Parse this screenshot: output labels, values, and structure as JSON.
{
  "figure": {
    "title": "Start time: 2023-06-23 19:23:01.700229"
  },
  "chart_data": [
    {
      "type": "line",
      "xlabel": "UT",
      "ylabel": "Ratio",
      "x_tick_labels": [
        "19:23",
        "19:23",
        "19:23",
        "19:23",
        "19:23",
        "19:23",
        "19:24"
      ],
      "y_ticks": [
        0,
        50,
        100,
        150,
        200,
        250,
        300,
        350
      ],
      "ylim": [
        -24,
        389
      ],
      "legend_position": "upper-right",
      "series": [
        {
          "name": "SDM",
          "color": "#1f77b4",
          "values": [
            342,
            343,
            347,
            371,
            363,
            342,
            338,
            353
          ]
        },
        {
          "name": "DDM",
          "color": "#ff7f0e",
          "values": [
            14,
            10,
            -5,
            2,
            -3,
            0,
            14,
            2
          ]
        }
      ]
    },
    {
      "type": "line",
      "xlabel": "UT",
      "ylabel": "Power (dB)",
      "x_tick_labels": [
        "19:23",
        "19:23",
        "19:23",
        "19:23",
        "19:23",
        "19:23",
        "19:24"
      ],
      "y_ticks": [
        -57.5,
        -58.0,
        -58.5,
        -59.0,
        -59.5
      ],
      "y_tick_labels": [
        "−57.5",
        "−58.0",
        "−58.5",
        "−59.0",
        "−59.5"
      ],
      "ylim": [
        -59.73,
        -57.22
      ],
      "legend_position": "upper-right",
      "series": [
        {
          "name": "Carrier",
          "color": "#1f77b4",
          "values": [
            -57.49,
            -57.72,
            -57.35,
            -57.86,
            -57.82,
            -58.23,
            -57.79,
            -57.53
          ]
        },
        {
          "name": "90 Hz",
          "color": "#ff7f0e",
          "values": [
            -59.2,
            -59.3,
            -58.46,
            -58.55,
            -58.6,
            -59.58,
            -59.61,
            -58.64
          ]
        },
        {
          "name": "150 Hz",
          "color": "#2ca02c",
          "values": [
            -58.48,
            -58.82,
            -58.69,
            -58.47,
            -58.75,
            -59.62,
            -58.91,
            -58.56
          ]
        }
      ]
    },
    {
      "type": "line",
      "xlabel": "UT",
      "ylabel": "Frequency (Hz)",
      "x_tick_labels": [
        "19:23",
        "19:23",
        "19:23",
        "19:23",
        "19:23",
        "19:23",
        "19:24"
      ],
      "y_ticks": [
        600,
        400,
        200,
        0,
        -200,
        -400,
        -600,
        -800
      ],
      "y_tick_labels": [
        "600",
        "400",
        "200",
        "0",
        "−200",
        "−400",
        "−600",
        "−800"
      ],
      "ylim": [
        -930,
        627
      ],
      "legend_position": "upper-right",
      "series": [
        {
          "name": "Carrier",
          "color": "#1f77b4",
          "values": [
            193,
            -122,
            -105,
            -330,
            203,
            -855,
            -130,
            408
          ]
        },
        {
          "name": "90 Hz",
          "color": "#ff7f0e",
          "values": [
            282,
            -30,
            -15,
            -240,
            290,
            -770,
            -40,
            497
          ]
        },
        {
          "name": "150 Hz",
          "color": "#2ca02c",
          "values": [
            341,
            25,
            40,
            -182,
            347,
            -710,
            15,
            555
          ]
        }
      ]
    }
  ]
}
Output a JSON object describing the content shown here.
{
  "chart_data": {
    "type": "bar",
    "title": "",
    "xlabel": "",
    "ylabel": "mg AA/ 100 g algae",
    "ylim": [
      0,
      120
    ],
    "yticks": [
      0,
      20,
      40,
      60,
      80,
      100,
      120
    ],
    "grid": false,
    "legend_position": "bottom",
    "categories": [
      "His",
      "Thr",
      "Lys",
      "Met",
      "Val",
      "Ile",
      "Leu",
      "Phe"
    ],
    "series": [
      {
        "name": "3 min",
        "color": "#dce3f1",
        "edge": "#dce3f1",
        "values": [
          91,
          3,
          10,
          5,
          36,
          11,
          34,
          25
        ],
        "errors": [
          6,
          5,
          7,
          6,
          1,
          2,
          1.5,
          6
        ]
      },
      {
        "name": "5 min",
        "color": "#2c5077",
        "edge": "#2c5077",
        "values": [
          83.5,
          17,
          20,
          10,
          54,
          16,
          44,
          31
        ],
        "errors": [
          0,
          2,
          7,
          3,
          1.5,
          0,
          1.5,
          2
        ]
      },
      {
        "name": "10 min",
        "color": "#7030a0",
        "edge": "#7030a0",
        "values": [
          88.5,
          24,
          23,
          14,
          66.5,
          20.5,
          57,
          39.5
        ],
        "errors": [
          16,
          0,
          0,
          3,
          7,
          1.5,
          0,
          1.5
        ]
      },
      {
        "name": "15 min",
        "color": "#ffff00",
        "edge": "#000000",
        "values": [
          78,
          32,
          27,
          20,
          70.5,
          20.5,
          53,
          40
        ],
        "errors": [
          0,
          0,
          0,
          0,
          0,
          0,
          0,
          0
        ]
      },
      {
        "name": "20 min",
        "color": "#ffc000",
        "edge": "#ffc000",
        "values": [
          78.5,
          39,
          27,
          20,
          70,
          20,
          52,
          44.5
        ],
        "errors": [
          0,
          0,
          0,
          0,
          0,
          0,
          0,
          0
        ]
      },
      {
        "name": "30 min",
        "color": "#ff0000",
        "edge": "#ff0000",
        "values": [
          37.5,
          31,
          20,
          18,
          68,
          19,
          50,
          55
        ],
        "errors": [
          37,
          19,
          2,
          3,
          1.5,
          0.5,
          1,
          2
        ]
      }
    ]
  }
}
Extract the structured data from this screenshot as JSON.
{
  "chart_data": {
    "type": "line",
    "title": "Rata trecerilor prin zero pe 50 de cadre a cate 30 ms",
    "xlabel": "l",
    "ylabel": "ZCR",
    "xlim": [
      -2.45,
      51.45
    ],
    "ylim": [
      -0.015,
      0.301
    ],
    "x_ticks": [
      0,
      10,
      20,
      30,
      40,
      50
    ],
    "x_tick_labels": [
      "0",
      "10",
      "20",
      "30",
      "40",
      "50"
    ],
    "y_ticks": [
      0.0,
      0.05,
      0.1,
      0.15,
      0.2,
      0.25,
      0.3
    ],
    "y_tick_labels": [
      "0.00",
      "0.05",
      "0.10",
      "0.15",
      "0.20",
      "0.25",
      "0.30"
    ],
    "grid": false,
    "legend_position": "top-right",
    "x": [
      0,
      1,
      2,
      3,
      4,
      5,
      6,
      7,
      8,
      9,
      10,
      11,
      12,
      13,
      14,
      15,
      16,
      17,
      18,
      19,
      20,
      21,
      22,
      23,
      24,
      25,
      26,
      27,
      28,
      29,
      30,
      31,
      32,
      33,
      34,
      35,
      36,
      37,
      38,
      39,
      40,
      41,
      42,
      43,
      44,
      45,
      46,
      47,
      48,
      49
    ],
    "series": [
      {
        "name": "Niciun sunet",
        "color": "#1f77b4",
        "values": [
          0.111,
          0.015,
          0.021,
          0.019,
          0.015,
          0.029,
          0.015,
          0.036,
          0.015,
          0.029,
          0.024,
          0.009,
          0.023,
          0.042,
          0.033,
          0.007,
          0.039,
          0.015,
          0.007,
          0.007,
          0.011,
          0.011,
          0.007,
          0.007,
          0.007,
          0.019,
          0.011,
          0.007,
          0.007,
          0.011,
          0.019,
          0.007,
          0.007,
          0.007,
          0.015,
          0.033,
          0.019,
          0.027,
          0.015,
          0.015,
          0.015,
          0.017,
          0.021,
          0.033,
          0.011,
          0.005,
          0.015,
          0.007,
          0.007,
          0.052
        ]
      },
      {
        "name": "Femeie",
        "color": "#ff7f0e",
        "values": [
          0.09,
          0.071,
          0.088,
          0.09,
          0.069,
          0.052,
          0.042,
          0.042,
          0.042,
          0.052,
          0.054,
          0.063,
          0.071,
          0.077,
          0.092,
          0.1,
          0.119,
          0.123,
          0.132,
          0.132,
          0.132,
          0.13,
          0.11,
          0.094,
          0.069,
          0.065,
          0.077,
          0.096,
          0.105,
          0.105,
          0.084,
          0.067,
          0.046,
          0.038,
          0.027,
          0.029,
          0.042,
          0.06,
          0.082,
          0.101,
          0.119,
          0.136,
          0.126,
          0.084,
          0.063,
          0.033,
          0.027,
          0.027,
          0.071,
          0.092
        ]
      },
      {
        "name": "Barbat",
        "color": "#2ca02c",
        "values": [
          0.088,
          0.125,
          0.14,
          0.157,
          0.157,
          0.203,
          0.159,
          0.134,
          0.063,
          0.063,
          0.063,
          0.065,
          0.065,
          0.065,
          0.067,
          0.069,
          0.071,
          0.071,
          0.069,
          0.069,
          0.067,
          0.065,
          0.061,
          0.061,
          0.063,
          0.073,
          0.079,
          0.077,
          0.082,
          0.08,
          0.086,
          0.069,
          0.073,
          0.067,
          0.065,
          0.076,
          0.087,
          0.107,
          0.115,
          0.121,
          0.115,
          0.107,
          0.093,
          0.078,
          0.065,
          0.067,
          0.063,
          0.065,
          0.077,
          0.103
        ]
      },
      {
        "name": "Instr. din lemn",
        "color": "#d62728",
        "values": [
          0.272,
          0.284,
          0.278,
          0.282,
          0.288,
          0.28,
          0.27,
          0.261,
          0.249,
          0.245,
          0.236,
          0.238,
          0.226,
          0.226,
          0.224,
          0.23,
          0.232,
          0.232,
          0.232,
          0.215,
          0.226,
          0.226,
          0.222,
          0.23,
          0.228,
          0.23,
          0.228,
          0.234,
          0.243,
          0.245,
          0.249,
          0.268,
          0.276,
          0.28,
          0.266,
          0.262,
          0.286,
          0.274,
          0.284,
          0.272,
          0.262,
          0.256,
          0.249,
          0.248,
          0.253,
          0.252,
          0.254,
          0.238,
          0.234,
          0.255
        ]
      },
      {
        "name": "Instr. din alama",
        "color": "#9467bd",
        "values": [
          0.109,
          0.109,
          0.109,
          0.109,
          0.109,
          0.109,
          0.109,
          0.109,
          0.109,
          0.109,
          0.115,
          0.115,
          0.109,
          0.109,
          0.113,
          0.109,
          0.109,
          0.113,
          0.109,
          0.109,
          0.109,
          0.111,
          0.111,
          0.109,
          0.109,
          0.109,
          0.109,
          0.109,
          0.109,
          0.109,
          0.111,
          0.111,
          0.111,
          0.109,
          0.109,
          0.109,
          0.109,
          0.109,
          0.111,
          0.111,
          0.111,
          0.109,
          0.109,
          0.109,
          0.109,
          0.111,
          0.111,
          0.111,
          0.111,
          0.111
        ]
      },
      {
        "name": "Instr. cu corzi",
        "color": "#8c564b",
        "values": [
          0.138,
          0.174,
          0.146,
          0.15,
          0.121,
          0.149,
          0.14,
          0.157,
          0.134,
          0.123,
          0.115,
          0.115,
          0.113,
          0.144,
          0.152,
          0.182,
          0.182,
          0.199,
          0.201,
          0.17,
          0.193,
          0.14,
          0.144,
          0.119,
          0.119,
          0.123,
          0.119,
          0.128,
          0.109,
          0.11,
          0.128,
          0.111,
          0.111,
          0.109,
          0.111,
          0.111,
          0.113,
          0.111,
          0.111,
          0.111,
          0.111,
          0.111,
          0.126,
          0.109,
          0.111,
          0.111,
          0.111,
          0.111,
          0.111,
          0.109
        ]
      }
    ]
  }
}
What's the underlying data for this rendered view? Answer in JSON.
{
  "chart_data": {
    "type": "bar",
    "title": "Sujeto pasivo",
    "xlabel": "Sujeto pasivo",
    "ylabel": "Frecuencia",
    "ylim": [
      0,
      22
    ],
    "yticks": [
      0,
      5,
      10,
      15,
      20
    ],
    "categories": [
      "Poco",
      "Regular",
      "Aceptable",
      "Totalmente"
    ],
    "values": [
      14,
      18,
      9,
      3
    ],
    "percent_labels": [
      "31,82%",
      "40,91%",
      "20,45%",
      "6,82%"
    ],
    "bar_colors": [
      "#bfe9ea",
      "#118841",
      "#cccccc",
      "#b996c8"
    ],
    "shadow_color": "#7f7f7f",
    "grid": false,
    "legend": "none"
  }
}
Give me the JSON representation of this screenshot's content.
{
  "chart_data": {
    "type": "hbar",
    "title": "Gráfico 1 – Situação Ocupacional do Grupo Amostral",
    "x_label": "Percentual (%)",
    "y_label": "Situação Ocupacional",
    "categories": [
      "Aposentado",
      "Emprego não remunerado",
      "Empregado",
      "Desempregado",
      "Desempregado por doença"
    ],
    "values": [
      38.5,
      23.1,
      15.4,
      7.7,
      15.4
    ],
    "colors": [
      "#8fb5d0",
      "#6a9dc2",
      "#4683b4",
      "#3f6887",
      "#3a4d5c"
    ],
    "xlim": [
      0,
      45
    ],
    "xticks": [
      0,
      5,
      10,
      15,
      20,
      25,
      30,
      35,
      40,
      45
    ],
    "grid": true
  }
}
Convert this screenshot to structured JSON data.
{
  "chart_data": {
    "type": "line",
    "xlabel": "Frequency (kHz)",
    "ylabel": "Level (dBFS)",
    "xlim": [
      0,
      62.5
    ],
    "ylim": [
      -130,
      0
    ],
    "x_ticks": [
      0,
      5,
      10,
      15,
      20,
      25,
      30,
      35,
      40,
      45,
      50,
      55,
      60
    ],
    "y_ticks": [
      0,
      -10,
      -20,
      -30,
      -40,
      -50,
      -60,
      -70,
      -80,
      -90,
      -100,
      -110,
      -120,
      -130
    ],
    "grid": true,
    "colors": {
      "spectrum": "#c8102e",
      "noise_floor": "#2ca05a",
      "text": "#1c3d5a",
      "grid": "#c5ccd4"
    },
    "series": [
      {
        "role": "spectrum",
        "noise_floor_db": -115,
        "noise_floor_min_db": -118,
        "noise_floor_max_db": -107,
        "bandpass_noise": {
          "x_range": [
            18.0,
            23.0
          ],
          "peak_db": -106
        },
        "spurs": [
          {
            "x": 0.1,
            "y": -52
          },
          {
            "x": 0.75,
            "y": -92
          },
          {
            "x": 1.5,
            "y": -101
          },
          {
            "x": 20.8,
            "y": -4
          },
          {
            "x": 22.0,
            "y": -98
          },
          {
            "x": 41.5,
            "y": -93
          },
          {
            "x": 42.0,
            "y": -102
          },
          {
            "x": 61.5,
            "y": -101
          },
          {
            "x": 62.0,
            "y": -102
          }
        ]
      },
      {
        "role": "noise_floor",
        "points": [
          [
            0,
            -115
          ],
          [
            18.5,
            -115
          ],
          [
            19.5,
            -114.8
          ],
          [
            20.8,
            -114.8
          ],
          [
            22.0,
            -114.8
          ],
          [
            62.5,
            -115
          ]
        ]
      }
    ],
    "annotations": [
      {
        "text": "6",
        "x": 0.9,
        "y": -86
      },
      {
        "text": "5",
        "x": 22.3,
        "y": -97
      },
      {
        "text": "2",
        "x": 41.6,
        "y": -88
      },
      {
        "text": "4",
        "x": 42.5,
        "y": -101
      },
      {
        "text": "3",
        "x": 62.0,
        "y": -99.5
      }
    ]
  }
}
______________________________
→ WHAT IS REQUIRED
Which lines hold the word "ylabel"? Copy all of them.

→ WRITTEN SOLUTION
      "ylabel": "Ratio",
      "ylabel": "Power (dB)",
      "ylabel": "Frequency (Hz)",
    "ylabel": "mg AA/ 100 g algae",
    "ylabel": "ZCR",
    "ylabel": "Frecuencia",
    "ylabel": "Level (dBFS)",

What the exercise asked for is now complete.